Aim: Scan the lines below for the string "薬剤師又は登録販売者に相談すること" and copy every one that has it.

Provided information:
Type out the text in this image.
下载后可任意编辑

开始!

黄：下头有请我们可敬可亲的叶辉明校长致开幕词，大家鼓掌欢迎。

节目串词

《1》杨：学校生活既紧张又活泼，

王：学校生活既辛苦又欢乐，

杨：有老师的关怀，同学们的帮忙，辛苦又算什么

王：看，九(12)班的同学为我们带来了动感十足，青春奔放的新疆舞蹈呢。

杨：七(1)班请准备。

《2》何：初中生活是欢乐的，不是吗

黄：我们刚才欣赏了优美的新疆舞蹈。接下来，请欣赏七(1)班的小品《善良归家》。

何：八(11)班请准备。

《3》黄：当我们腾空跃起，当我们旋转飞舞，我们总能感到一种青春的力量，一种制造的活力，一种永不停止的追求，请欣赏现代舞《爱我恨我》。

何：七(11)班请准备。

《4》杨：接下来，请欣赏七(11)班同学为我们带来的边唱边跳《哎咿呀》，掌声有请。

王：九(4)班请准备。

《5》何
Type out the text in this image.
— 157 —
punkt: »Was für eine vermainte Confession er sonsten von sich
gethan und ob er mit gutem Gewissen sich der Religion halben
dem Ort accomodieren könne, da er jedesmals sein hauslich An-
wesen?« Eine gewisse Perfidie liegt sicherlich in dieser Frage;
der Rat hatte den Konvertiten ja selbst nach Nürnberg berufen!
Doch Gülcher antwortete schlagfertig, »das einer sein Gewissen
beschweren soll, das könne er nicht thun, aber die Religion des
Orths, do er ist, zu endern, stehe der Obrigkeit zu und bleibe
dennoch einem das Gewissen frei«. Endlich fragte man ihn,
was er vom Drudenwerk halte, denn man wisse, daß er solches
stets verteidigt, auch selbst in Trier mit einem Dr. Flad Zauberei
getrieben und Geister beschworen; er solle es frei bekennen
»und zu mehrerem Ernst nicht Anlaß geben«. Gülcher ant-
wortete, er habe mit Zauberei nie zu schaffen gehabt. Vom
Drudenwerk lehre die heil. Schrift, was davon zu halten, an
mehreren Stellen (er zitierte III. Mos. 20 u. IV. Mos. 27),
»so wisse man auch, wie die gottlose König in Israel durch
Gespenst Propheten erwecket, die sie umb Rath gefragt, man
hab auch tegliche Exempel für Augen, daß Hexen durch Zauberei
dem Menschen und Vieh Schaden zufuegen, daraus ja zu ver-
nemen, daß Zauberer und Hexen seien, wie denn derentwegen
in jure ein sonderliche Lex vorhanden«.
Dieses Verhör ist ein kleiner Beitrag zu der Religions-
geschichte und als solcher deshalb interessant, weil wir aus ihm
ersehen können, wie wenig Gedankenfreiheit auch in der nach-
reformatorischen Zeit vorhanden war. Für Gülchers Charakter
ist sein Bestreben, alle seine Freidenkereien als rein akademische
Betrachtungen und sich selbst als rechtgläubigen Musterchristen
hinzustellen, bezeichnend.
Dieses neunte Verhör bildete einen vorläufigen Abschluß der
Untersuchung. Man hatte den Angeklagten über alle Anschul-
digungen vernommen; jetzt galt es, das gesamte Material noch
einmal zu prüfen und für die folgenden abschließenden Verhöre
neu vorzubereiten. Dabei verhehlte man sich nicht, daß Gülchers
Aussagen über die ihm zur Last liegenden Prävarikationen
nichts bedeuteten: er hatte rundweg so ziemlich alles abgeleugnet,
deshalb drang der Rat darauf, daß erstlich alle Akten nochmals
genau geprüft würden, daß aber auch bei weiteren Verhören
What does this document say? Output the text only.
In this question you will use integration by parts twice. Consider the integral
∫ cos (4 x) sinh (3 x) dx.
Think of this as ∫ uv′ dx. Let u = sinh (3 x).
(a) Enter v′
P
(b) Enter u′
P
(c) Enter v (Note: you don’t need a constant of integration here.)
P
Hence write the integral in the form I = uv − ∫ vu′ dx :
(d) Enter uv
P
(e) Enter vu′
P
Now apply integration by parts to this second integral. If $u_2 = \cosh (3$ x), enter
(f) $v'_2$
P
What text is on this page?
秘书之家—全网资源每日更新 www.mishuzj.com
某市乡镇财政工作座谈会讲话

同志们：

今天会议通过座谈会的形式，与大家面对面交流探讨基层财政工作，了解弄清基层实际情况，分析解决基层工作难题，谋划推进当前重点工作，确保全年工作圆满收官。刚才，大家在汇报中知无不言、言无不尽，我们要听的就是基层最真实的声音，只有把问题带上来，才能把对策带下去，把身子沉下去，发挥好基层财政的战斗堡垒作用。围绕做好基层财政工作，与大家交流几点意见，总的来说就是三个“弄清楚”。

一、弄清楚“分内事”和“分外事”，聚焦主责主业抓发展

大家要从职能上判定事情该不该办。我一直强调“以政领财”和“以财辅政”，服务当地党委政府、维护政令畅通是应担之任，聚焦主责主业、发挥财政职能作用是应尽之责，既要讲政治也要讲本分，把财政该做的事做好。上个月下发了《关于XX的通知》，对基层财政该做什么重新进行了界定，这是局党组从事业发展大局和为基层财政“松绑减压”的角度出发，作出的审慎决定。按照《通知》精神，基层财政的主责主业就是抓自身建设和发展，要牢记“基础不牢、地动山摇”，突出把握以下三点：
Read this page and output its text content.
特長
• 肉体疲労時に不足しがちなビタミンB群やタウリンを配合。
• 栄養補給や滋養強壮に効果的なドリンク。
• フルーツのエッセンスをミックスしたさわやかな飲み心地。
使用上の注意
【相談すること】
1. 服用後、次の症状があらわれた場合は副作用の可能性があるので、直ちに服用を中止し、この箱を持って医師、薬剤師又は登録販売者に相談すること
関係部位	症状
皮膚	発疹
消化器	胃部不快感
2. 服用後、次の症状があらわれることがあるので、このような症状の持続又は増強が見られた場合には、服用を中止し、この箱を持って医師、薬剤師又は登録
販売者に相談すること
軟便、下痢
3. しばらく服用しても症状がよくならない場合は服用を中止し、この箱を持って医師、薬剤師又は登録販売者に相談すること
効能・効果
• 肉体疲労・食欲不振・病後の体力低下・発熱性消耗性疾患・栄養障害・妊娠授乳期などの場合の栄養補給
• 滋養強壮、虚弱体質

Written response:
1. 服用後、次の症状があらわれた場合は副作用の可能性があるので、直ちに服用を中止し、この箱を持って医師、薬剤師又は登録販売者に相談すること
3. しばらく服用しても症状がよくならない場合は服用を中止し、この箱を持って医師、薬剤師又は登録販売者に相談すること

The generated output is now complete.